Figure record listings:
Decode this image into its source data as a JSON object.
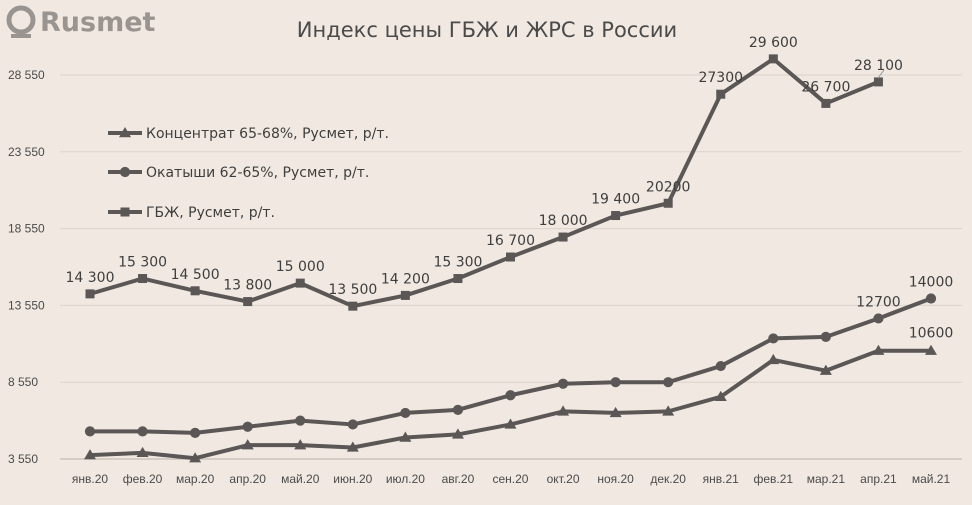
{
  "brand": {
    "logo_text": "Rusmet"
  },
  "colors": {
    "background": "#f1e9e1",
    "series": "#5b5757",
    "grid": "#dcd3cb",
    "text": "#4a4a4a"
  },
  "chart_data": {
    "type": "line",
    "title": "Индекс цены ГБЖ и ЖРС в России",
    "xlabel": "",
    "ylabel": "",
    "ylim": [
      3550,
      29600
    ],
    "yticks": [
      3550,
      8550,
      13550,
      18550,
      23550,
      28550
    ],
    "ytick_labels": [
      "3 550",
      "8 550",
      "13 550",
      "18 550",
      "23 550",
      "28 550"
    ],
    "grid": "horizontal",
    "legend_position": "upper-left",
    "categories": [
      "янв.20",
      "фев.20",
      "мар.20",
      "апр.20",
      "май.20",
      "июн.20",
      "июл.20",
      "авг.20",
      "сен.20",
      "окт.20",
      "ноя.20",
      "дек.20",
      "янв.21",
      "фев.21",
      "мар.21",
      "апр.21",
      "май.21"
    ],
    "series": [
      {
        "name": "Концентрат 65-68%, Русмет, р/т.",
        "marker": "triangle",
        "values": [
          3800,
          3950,
          3600,
          4450,
          4450,
          4300,
          4950,
          5150,
          5800,
          6650,
          6550,
          6650,
          7600,
          10000,
          9300,
          10600,
          10600
        ],
        "data_labels": [
          null,
          null,
          null,
          null,
          null,
          null,
          null,
          null,
          null,
          null,
          null,
          null,
          null,
          null,
          null,
          null,
          "10600"
        ]
      },
      {
        "name": "Окатыши 62-65%, Русмет, р/т.",
        "marker": "circle",
        "values": [
          5350,
          5350,
          5250,
          5650,
          6050,
          5800,
          6550,
          6750,
          7700,
          8450,
          8550,
          8550,
          9600,
          11400,
          11500,
          12700,
          14000
        ],
        "data_labels": [
          null,
          null,
          null,
          null,
          null,
          null,
          null,
          null,
          null,
          null,
          null,
          null,
          null,
          null,
          null,
          "12700",
          "14000"
        ]
      },
      {
        "name": "ГБЖ, Русмет, р/т.",
        "marker": "square",
        "values": [
          14300,
          15300,
          14500,
          13800,
          15000,
          13500,
          14200,
          15300,
          16700,
          18000,
          19400,
          20200,
          27300,
          29600,
          26700,
          28100,
          null
        ],
        "data_labels": [
          "14 300",
          "15 300",
          "14 500",
          "13 800",
          "15 000",
          "13 500",
          "14 200",
          "15 300",
          "16 700",
          "18 000",
          "19 400",
          "20200",
          "27300",
          "29 600",
          "26 700",
          "28 100",
          null
        ]
      }
    ]
  }
}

* _Task_
Return the material word for word. Pictures are not part of the copy.

* _Solution to the problem_
Decode this image into its source data as a JSON object.
{
  "brand": {
    "logo_text": "Rusmet"
  },
  "colors": {
    "background": "#f1e9e1",
    "series": "#5b5757",
    "grid": "#dcd3cb",
    "text": "#4a4a4a"
  },
  "chart_data": {
    "type": "line",
    "title": "Индекс цены ГБЖ и ЖРС в России",
    "xlabel": "",
    "ylabel": "",
    "ylim": [
      3550,
      29600
    ],
    "yticks": [
      3550,
      8550,
      13550,
      18550,
      23550,
      28550
    ],
    "ytick_labels": [
      "3 550",
      "8 550",
      "13 550",
      "18 550",
      "23 550",
      "28 550"
    ],
    "grid": "horizontal",
    "legend_position": "upper-left",
    "categories": [
      "янв.20",
      "фев.20",
      "мар.20",
      "апр.20",
      "май.20",
      "июн.20",
      "июл.20",
      "авг.20",
      "сен.20",
      "окт.20",
      "ноя.20",
      "дек.20",
      "янв.21",
      "фев.21",
      "мар.21",
      "апр.21",
      "май.21"
    ],
    "series": [
      {
        "name": "Концентрат 65-68%, Русмет, р/т.",
        "marker": "triangle",
        "values": [
          3800,
          3950,
          3600,
          4450,
          4450,
          4300,
          4950,
          5150,
          5800,
          6650,
          6550,
          6650,
          7600,
          10000,
          9300,
          10600,
          10600
        ],
        "data_labels": [
          null,
          null,
          null,
          null,
          null,
          null,
          null,
          null,
          null,
          null,
          null,
          null,
          null,
          null,
          null,
          null,
          "10600"
        ]
      },
      {
        "name": "Окатыши 62-65%, Русмет, р/т.",
        "marker": "circle",
        "values": [
          5350,
          5350,
          5250,
          5650,
          6050,
          5800,
          6550,
          6750,
          7700,
          8450,
          8550,
          8550,
          9600,
          11400,
          11500,
          12700,
          14000
        ],
        "data_labels": [
          null,
          null,
          null,
          null,
          null,
          null,
          null,
          null,
          null,
          null,
          null,
          null,
          null,
          null,
          null,
          "12700",
          "14000"
        ]
      },
      {
        "name": "ГБЖ, Русмет, р/т.",
        "marker": "square",
        "values": [
          14300,
          15300,
          14500,
          13800,
          15000,
          13500,
          14200,
          15300,
          16700,
          18000,
          19400,
          20200,
          27300,
          29600,
          26700,
          28100,
          null
        ],
        "data_labels": [
          "14 300",
          "15 300",
          "14 500",
          "13 800",
          "15 000",
          "13 500",
          "14 200",
          "15 300",
          "16 700",
          "18 000",
          "19 400",
          "20200",
          "27300",
          "29 600",
          "26 700",
          "28 100",
          null
        ]
      }
    ]
  }
}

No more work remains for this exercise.